Item position entries
══════════

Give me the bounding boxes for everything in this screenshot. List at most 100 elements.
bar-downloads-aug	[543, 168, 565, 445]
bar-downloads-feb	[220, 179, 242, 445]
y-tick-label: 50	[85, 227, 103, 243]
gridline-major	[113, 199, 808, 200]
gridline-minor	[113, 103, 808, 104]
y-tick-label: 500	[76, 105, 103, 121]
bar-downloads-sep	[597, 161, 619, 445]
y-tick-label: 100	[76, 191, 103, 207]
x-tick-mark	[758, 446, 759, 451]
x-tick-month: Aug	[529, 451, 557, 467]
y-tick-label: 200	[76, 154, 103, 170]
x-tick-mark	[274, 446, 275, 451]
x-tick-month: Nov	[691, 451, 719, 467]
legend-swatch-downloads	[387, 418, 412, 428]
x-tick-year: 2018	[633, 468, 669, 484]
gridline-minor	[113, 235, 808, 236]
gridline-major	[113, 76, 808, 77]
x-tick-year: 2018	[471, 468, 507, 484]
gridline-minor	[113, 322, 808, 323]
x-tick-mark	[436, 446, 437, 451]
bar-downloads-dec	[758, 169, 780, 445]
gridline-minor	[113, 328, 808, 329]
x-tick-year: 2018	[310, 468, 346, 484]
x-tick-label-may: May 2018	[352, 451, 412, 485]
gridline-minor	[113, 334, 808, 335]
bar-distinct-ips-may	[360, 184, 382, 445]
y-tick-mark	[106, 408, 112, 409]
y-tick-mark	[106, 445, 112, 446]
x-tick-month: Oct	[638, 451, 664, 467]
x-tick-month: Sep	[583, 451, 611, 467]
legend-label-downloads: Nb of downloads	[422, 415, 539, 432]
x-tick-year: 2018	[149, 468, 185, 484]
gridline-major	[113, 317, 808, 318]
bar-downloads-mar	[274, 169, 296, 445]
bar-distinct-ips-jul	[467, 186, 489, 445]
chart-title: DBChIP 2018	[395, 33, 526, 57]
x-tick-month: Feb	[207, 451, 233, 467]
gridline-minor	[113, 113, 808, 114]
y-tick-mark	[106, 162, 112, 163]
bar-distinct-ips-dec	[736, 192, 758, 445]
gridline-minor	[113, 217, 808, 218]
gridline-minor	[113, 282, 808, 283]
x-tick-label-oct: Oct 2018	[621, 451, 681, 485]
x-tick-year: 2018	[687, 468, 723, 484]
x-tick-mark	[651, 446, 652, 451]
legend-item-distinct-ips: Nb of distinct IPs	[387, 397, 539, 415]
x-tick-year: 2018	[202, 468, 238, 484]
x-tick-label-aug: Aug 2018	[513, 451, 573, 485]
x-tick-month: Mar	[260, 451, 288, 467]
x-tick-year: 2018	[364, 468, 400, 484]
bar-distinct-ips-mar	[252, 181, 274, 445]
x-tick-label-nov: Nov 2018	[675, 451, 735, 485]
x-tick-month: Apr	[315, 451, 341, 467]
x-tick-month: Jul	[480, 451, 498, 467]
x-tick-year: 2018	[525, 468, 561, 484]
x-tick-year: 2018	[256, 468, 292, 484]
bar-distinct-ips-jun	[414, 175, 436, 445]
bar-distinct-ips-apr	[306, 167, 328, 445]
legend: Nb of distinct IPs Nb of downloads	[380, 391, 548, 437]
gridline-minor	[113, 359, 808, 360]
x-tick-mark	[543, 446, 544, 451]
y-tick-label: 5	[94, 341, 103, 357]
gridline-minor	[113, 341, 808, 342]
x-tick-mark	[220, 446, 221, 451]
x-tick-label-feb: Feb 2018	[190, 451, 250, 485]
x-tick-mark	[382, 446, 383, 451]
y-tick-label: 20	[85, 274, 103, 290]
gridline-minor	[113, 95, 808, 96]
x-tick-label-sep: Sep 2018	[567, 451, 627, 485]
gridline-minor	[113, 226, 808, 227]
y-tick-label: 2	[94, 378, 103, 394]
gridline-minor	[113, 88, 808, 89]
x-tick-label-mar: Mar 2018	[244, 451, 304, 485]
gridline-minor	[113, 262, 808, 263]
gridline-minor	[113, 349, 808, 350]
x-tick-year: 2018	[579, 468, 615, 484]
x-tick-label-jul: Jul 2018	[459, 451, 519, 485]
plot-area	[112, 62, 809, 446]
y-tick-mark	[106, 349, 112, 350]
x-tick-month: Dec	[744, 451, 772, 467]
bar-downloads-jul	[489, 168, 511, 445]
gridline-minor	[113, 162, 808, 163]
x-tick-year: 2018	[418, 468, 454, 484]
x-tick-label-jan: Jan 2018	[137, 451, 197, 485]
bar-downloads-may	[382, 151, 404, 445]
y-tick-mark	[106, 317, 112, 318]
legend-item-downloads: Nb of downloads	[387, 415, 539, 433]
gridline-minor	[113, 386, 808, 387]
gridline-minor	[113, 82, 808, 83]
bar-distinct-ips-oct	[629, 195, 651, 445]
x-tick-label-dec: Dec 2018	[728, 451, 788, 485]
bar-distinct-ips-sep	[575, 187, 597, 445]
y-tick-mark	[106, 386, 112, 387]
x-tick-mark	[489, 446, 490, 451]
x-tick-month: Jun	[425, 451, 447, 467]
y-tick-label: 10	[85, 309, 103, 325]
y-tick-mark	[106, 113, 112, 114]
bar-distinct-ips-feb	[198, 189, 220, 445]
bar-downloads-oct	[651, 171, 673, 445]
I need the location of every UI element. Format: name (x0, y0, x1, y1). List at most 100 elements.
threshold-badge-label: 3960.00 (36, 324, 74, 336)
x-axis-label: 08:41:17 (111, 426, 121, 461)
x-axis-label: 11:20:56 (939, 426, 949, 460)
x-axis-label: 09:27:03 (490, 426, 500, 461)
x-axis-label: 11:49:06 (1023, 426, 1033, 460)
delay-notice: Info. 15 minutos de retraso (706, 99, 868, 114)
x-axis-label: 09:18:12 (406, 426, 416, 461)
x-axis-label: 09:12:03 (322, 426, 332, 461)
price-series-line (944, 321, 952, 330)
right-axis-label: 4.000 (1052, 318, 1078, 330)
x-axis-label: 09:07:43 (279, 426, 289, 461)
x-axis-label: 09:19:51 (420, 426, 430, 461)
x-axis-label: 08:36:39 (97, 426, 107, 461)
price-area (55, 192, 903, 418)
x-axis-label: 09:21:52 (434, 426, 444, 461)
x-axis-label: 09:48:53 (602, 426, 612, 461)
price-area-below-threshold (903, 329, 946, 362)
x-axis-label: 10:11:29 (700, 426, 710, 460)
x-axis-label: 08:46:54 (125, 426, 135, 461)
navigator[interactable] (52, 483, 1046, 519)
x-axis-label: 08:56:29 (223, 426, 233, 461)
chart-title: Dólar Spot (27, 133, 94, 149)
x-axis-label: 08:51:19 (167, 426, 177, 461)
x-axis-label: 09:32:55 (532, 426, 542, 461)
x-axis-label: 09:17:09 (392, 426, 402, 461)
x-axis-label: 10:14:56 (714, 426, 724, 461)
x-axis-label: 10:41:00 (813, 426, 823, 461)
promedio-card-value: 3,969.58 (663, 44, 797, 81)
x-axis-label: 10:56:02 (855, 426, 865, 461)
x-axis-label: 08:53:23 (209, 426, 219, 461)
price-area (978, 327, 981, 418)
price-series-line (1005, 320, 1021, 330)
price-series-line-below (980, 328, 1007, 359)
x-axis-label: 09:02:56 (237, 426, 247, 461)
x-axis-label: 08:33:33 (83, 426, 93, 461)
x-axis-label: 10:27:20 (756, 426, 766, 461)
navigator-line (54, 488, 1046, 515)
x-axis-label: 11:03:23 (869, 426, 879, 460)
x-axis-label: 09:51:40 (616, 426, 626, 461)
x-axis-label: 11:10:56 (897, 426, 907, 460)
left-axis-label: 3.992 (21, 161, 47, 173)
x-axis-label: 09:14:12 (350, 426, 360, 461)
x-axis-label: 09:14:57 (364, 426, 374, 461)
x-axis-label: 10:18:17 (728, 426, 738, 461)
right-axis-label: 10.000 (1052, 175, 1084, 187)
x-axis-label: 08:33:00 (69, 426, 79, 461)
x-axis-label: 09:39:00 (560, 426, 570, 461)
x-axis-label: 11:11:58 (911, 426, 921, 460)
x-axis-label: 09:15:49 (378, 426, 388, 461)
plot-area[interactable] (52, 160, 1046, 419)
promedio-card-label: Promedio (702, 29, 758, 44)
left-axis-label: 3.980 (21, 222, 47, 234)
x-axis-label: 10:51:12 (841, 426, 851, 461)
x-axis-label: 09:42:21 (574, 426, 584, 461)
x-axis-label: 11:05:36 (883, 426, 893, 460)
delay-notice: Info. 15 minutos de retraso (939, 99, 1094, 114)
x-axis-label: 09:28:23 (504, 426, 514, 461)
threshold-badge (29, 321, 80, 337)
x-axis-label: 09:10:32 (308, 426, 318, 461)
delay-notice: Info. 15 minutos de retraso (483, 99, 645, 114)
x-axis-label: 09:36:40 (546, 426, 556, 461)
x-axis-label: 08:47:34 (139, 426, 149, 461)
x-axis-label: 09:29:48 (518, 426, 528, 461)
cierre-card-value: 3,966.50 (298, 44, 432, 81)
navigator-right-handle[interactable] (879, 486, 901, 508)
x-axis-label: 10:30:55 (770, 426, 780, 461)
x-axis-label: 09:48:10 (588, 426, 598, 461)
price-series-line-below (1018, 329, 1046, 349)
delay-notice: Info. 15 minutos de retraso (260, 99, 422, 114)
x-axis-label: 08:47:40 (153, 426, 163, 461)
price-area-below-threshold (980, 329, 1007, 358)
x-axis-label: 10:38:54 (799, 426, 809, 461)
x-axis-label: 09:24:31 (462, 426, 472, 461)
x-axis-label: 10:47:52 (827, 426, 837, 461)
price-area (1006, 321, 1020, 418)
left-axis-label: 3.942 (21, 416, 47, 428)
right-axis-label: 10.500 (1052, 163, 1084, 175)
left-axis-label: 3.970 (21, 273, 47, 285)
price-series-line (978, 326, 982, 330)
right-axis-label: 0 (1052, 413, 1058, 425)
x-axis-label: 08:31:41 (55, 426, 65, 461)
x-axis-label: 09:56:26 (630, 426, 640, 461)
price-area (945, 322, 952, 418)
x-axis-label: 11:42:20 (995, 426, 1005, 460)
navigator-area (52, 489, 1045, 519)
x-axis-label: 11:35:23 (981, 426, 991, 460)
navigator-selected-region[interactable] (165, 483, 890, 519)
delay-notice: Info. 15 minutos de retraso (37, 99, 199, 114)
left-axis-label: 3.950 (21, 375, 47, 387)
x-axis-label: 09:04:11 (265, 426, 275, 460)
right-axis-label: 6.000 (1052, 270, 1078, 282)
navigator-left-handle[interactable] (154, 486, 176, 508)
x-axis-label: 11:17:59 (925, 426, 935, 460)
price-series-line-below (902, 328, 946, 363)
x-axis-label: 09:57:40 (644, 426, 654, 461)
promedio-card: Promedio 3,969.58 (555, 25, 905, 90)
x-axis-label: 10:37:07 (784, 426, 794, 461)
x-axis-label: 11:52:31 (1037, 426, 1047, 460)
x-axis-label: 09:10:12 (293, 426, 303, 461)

══════════

■ **Aim**: Print the rows verbatim, beginning with the first row and continuing through the row that contains "191, 103, 207]", with that row included.

■ **Written answer**:
Give me the bounding boxes for everything in this screenshot. List at most 100 elements.
bar-downloads-aug	[543, 168, 565, 445]
bar-downloads-feb	[220, 179, 242, 445]
y-tick-label: 50	[85, 227, 103, 243]
gridline-major	[113, 199, 808, 200]
gridline-minor	[113, 103, 808, 104]
y-tick-label: 500	[76, 105, 103, 121]
bar-downloads-sep	[597, 161, 619, 445]
y-tick-label: 100	[76, 191, 103, 207]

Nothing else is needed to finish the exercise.